### What is required
Determine which lines of the records include the word "Portland", and copy them.

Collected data
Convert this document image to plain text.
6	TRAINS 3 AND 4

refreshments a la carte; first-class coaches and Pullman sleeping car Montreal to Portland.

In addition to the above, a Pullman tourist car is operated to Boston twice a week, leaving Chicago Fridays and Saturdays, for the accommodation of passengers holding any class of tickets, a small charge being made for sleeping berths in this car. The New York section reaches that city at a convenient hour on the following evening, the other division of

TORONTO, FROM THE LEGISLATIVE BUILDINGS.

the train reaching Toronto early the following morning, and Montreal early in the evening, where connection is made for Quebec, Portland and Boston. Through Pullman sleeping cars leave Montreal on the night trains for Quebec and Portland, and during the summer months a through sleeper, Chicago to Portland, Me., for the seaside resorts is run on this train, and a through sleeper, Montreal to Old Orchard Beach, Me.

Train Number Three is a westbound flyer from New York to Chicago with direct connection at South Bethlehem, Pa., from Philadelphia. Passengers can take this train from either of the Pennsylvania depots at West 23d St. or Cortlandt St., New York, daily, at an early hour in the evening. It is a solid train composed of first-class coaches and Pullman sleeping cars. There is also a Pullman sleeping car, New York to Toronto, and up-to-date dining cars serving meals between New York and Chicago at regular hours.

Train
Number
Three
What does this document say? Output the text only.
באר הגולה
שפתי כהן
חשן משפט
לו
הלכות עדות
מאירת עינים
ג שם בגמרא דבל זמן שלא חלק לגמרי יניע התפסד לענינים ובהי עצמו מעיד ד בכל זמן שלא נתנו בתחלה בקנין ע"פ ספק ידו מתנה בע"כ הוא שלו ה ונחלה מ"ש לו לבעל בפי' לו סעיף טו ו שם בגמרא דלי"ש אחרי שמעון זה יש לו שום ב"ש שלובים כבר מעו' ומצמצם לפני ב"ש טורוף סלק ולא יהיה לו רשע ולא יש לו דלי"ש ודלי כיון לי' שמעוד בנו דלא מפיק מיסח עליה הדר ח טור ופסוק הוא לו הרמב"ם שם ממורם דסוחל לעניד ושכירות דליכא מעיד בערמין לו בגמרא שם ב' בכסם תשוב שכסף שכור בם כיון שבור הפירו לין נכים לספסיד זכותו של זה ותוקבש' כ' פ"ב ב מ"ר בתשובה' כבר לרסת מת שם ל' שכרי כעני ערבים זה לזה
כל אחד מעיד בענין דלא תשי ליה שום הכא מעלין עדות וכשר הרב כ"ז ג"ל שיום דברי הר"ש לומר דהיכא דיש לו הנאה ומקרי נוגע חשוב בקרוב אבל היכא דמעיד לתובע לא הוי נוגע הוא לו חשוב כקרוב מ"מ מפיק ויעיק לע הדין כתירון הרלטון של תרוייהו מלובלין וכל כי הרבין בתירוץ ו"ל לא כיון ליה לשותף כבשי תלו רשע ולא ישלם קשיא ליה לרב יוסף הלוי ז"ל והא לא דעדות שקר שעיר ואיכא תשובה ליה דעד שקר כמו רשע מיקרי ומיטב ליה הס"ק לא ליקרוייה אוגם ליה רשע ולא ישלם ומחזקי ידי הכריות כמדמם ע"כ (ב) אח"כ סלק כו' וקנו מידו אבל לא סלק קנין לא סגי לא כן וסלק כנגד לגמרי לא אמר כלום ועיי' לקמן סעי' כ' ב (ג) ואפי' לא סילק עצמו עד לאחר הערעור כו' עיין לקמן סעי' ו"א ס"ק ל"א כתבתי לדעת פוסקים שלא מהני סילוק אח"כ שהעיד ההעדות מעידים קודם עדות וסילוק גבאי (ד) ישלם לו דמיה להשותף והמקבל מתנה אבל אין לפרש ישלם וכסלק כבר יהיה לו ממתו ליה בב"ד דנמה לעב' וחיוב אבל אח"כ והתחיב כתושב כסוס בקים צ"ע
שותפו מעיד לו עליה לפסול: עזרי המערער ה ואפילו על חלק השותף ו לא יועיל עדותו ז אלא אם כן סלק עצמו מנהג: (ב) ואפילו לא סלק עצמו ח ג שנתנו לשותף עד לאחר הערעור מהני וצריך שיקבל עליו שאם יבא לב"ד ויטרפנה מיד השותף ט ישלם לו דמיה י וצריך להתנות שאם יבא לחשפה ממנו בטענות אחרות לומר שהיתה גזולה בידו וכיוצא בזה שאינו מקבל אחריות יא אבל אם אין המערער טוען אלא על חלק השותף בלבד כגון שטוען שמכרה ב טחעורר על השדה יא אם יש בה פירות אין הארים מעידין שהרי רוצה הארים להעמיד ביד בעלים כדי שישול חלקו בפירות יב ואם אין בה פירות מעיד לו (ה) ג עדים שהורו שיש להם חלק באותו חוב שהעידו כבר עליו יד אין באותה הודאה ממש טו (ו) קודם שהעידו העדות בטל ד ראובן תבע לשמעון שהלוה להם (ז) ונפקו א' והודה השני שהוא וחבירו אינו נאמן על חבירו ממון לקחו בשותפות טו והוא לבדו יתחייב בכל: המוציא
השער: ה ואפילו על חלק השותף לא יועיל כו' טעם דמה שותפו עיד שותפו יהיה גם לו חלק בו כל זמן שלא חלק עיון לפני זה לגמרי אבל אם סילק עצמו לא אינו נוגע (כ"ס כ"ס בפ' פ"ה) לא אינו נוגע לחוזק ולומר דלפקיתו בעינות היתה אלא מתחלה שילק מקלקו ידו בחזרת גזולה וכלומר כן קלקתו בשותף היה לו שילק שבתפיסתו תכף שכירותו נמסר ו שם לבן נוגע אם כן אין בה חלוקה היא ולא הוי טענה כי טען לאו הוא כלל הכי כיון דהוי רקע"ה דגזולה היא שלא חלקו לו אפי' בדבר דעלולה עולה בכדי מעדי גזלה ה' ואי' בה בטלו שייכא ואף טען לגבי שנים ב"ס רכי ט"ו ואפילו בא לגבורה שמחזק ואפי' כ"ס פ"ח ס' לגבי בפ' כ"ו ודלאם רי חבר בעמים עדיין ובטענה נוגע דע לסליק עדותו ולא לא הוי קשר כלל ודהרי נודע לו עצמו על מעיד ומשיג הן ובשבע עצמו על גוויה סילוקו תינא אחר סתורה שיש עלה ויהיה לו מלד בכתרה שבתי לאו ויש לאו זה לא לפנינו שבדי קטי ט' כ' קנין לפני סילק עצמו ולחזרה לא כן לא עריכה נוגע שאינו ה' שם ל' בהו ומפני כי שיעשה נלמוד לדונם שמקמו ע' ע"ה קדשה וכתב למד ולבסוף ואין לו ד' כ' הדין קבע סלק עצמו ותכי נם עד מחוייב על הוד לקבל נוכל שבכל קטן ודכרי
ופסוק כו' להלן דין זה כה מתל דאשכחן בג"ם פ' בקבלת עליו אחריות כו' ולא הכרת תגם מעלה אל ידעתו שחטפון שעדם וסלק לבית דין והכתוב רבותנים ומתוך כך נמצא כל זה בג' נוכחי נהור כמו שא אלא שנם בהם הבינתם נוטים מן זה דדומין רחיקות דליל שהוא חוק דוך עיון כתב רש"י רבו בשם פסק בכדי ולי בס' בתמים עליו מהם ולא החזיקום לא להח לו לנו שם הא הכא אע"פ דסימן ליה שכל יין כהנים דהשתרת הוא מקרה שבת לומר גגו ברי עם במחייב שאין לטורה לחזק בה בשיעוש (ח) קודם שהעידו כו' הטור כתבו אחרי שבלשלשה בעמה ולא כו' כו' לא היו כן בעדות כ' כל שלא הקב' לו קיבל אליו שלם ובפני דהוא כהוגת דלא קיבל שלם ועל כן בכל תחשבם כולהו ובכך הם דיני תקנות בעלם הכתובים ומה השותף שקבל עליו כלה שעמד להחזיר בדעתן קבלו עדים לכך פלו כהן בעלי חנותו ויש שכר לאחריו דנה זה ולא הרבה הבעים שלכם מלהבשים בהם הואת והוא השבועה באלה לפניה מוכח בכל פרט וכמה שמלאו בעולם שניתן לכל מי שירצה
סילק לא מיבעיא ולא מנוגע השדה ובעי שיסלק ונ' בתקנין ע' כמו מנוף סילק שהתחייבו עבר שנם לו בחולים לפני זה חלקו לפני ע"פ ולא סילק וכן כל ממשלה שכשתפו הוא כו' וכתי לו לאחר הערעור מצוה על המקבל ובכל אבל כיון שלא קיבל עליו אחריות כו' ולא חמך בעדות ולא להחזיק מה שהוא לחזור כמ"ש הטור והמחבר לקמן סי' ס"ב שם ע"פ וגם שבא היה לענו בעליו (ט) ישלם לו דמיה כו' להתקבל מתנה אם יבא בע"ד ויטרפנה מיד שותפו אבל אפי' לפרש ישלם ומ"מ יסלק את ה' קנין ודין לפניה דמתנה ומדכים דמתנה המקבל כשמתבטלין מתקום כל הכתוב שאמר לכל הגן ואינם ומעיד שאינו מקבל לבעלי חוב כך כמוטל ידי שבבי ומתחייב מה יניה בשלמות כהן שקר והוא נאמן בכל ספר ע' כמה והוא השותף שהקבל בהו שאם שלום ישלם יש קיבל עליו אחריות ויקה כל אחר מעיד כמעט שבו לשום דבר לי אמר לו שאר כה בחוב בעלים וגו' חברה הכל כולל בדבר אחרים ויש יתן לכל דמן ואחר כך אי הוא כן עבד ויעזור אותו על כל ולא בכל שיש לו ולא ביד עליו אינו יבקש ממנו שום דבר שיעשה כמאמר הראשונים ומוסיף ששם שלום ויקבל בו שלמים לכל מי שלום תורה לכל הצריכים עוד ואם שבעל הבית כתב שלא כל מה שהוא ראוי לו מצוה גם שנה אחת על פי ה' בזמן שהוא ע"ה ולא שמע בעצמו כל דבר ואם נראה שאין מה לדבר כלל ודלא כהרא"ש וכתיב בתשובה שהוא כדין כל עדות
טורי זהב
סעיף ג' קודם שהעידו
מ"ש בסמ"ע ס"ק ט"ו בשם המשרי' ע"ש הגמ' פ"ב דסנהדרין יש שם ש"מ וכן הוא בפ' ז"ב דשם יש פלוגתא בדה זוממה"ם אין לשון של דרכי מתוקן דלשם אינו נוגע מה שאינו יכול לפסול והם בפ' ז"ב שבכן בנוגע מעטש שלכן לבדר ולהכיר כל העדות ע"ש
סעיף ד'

### Correct response
refreshments a la carte; first-class coaches and Pullman sleeping car Montreal to Portland.
the train reaching Toronto early the following morning, and Montreal early in the evening, where connection is made for Quebec, Portland and Boston. Through Pullman sleeping cars leave Montreal on the night trains for Quebec and Portland, and during the summer months a through sleeper, Chicago to Portland, Me., for the seaside resorts is run on this train, and a through sleeper, Montreal to Old Orchard Beach, Me.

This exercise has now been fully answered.